### THE REQUEST
Below are entries to be transcribed exactly; exclude the pictures from the copy.

### Part of a data file
▼▼▼
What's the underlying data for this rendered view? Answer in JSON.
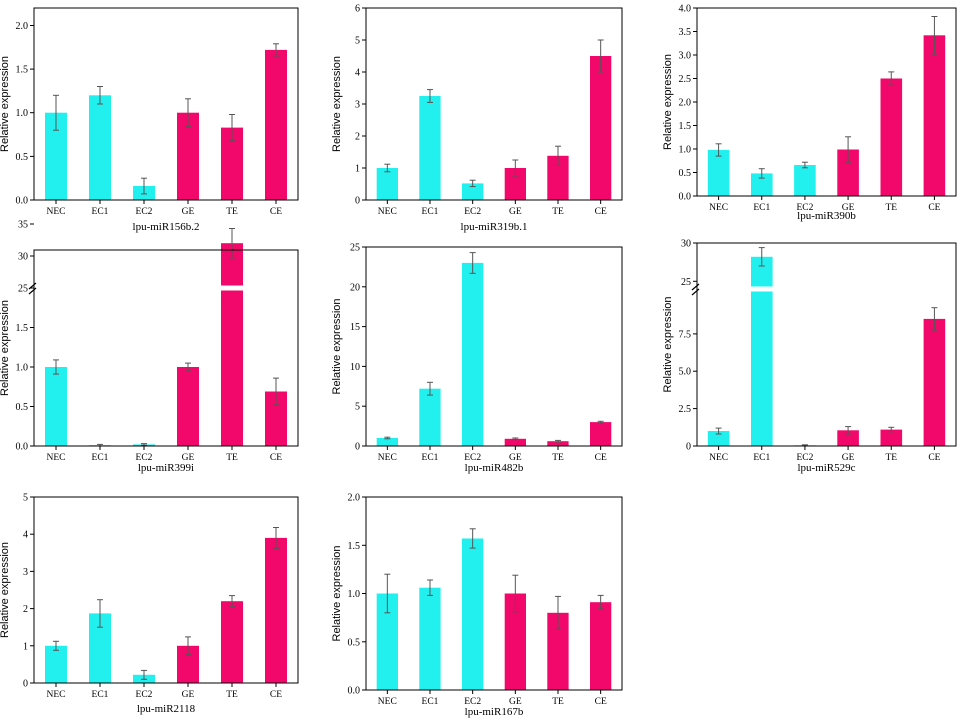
{
  "colors": {
    "group_a": "#22f0ef",
    "group_b": "#f2086a",
    "axis": "#000000",
    "error": "#555555"
  },
  "chart_data": [
    {
      "type": "bar",
      "title": "lpu-miR156b.2",
      "ylabel": "Relative expression",
      "categories": [
        "NEC",
        "EC1",
        "EC2",
        "GE",
        "TE",
        "CE"
      ],
      "values": [
        1.0,
        1.2,
        0.16,
        1.0,
        0.83,
        1.72
      ],
      "errors": [
        0.2,
        0.1,
        0.09,
        0.16,
        0.15,
        0.07
      ],
      "ylim": [
        0,
        2.2
      ],
      "yticks": [
        "0.0",
        "0.5",
        "1.0",
        "1.5",
        "2.0"
      ]
    },
    {
      "type": "bar",
      "title": "lpu-miR319b.1",
      "ylabel": "Relative expression",
      "categories": [
        "NEC",
        "EC1",
        "EC2",
        "GE",
        "TE",
        "CE"
      ],
      "values": [
        1.0,
        3.25,
        0.52,
        1.0,
        1.38,
        4.5
      ],
      "errors": [
        0.12,
        0.2,
        0.1,
        0.25,
        0.3,
        0.5
      ],
      "ylim": [
        0,
        6
      ],
      "yticks": [
        "0",
        "1",
        "2",
        "3",
        "4",
        "5",
        "6"
      ]
    },
    {
      "type": "bar",
      "title": "lpu-miR390b",
      "ylabel": "Relative expression",
      "categories": [
        "NEC",
        "EC1",
        "EC2",
        "GE",
        "TE",
        "CE"
      ],
      "values": [
        0.98,
        0.48,
        0.66,
        0.99,
        2.5,
        3.42
      ],
      "errors": [
        0.13,
        0.1,
        0.06,
        0.27,
        0.14,
        0.4
      ],
      "ylim": [
        0,
        4
      ],
      "yticks": [
        "0.0",
        "0.5",
        "1.0",
        "1.5",
        "2.0",
        "2.5",
        "3.0",
        "3.5",
        "4.0"
      ]
    },
    {
      "type": "bar",
      "title": "lpu-miR399i",
      "ylabel": "Relative expression",
      "categories": [
        "NEC",
        "EC1",
        "EC2",
        "GE",
        "TE",
        "CE"
      ],
      "values": [
        1.0,
        0.01,
        0.02,
        1.0,
        32,
        0.69
      ],
      "errors": [
        0.09,
        0.01,
        0.01,
        0.05,
        2.3,
        0.17
      ],
      "ylim": [
        0,
        35
      ],
      "axis_break": {
        "lower": [
          0,
          2
        ],
        "upper": [
          25,
          35
        ]
      },
      "yticks": [
        "0.0",
        "0.5",
        "1.0",
        "1.5",
        "25",
        "30",
        "35"
      ]
    },
    {
      "type": "bar",
      "title": "lpu-miR482b",
      "ylabel": "Relative expression",
      "categories": [
        "NEC",
        "EC1",
        "EC2",
        "GE",
        "TE",
        "CE"
      ],
      "values": [
        1.0,
        7.2,
        23.0,
        0.9,
        0.6,
        3.0
      ],
      "errors": [
        0.1,
        0.8,
        1.3,
        0.1,
        0.1,
        0.1
      ],
      "ylim": [
        0,
        25
      ],
      "yticks": [
        "0",
        "5",
        "10",
        "15",
        "20",
        "25"
      ]
    },
    {
      "type": "bar",
      "title": "lpu-miR529c",
      "ylabel": "Relative expression",
      "categories": [
        "NEC",
        "EC1",
        "EC2",
        "GE",
        "TE",
        "CE"
      ],
      "values": [
        1.0,
        28.2,
        0.05,
        1.05,
        1.1,
        8.5
      ],
      "errors": [
        0.2,
        1.2,
        0.03,
        0.25,
        0.15,
        0.75
      ],
      "ylim": [
        0,
        30
      ],
      "axis_break": {
        "lower": [
          0,
          10.5
        ],
        "upper": [
          24,
          30
        ]
      },
      "yticks": [
        "0",
        "2.5",
        "5.0",
        "7.5",
        "25",
        "30"
      ]
    },
    {
      "type": "bar",
      "title": "lpu-miR2118",
      "ylabel": "Relative expression",
      "categories": [
        "NEC",
        "EC1",
        "EC2",
        "GE",
        "TE",
        "CE"
      ],
      "values": [
        1.0,
        1.87,
        0.22,
        1.0,
        2.2,
        3.9
      ],
      "errors": [
        0.12,
        0.37,
        0.12,
        0.24,
        0.15,
        0.28
      ],
      "ylim": [
        0,
        5
      ],
      "yticks": [
        "0",
        "1",
        "2",
        "3",
        "4",
        "5"
      ]
    },
    {
      "type": "bar",
      "title": "lpu-miR167b",
      "ylabel": "Relative expression",
      "categories": [
        "NEC",
        "EC1",
        "EC2",
        "GE",
        "TE",
        "CE"
      ],
      "values": [
        1.0,
        1.06,
        1.57,
        1.0,
        0.8,
        0.91
      ],
      "errors": [
        0.2,
        0.08,
        0.1,
        0.19,
        0.17,
        0.07
      ],
      "ylim": [
        0,
        2.0
      ],
      "yticks": [
        "0.0",
        "0.5",
        "1.0",
        "1.5",
        "2.0"
      ]
    }
  ]
}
▲▲▲
### TASK RESULT
What's the underlying data for this rendered view? Answer in JSON.
{
  "colors": {
    "group_a": "#22f0ef",
    "group_b": "#f2086a",
    "axis": "#000000",
    "error": "#555555"
  },
  "chart_data": [
    {
      "type": "bar",
      "title": "lpu-miR156b.2",
      "ylabel": "Relative expression",
      "categories": [
        "NEC",
        "EC1",
        "EC2",
        "GE",
        "TE",
        "CE"
      ],
      "values": [
        1.0,
        1.2,
        0.16,
        1.0,
        0.83,
        1.72
      ],
      "errors": [
        0.2,
        0.1,
        0.09,
        0.16,
        0.15,
        0.07
      ],
      "ylim": [
        0,
        2.2
      ],
      "yticks": [
        "0.0",
        "0.5",
        "1.0",
        "1.5",
        "2.0"
      ]
    },
    {
      "type": "bar",
      "title": "lpu-miR319b.1",
      "ylabel": "Relative expression",
      "categories": [
        "NEC",
        "EC1",
        "EC2",
        "GE",
        "TE",
        "CE"
      ],
      "values": [
        1.0,
        3.25,
        0.52,
        1.0,
        1.38,
        4.5
      ],
      "errors": [
        0.12,
        0.2,
        0.1,
        0.25,
        0.3,
        0.5
      ],
      "ylim": [
        0,
        6
      ],
      "yticks": [
        "0",
        "1",
        "2",
        "3",
        "4",
        "5",
        "6"
      ]
    },
    {
      "type": "bar",
      "title": "lpu-miR390b",
      "ylabel": "Relative expression",
      "categories": [
        "NEC",
        "EC1",
        "EC2",
        "GE",
        "TE",
        "CE"
      ],
      "values": [
        0.98,
        0.48,
        0.66,
        0.99,
        2.5,
        3.42
      ],
      "errors": [
        0.13,
        0.1,
        0.06,
        0.27,
        0.14,
        0.4
      ],
      "ylim": [
        0,
        4
      ],
      "yticks": [
        "0.0",
        "0.5",
        "1.0",
        "1.5",
        "2.0",
        "2.5",
        "3.0",
        "3.5",
        "4.0"
      ]
    },
    {
      "type": "bar",
      "title": "lpu-miR399i",
      "ylabel": "Relative expression",
      "categories": [
        "NEC",
        "EC1",
        "EC2",
        "GE",
        "TE",
        "CE"
      ],
      "values": [
        1.0,
        0.01,
        0.02,
        1.0,
        32,
        0.69
      ],
      "errors": [
        0.09,
        0.01,
        0.01,
        0.05,
        2.3,
        0.17
      ],
      "ylim": [
        0,
        35
      ],
      "axis_break": {
        "lower": [
          0,
          2
        ],
        "upper": [
          25,
          35
        ]
      },
      "yticks": [
        "0.0",
        "0.5",
        "1.0",
        "1.5",
        "25",
        "30",
        "35"
      ]
    },
    {
      "type": "bar",
      "title": "lpu-miR482b",
      "ylabel": "Relative expression",
      "categories": [
        "NEC",
        "EC1",
        "EC2",
        "GE",
        "TE",
        "CE"
      ],
      "values": [
        1.0,
        7.2,
        23.0,
        0.9,
        0.6,
        3.0
      ],
      "errors": [
        0.1,
        0.8,
        1.3,
        0.1,
        0.1,
        0.1
      ],
      "ylim": [
        0,
        25
      ],
      "yticks": [
        "0",
        "5",
        "10",
        "15",
        "20",
        "25"
      ]
    },
    {
      "type": "bar",
      "title": "lpu-miR529c",
      "ylabel": "Relative expression",
      "categories": [
        "NEC",
        "EC1",
        "EC2",
        "GE",
        "TE",
        "CE"
      ],
      "values": [
        1.0,
        28.2,
        0.05,
        1.05,
        1.1,
        8.5
      ],
      "errors": [
        0.2,
        1.2,
        0.03,
        0.25,
        0.15,
        0.75
      ],
      "ylim": [
        0,
        30
      ],
      "axis_break": {
        "lower": [
          0,
          10.5
        ],
        "upper": [
          24,
          30
        ]
      },
      "yticks": [
        "0",
        "2.5",
        "5.0",
        "7.5",
        "25",
        "30"
      ]
    },
    {
      "type": "bar",
      "title": "lpu-miR2118",
      "ylabel": "Relative expression",
      "categories": [
        "NEC",
        "EC1",
        "EC2",
        "GE",
        "TE",
        "CE"
      ],
      "values": [
        1.0,
        1.87,
        0.22,
        1.0,
        2.2,
        3.9
      ],
      "errors": [
        0.12,
        0.37,
        0.12,
        0.24,
        0.15,
        0.28
      ],
      "ylim": [
        0,
        5
      ],
      "yticks": [
        "0",
        "1",
        "2",
        "3",
        "4",
        "5"
      ]
    },
    {
      "type": "bar",
      "title": "lpu-miR167b",
      "ylabel": "Relative expression",
      "categories": [
        "NEC",
        "EC1",
        "EC2",
        "GE",
        "TE",
        "CE"
      ],
      "values": [
        1.0,
        1.06,
        1.57,
        1.0,
        0.8,
        0.91
      ],
      "errors": [
        0.2,
        0.08,
        0.1,
        0.19,
        0.17,
        0.07
      ],
      "ylim": [
        0,
        2.0
      ],
      "yticks": [
        "0.0",
        "0.5",
        "1.0",
        "1.5",
        "2.0"
      ]
    }
  ]
}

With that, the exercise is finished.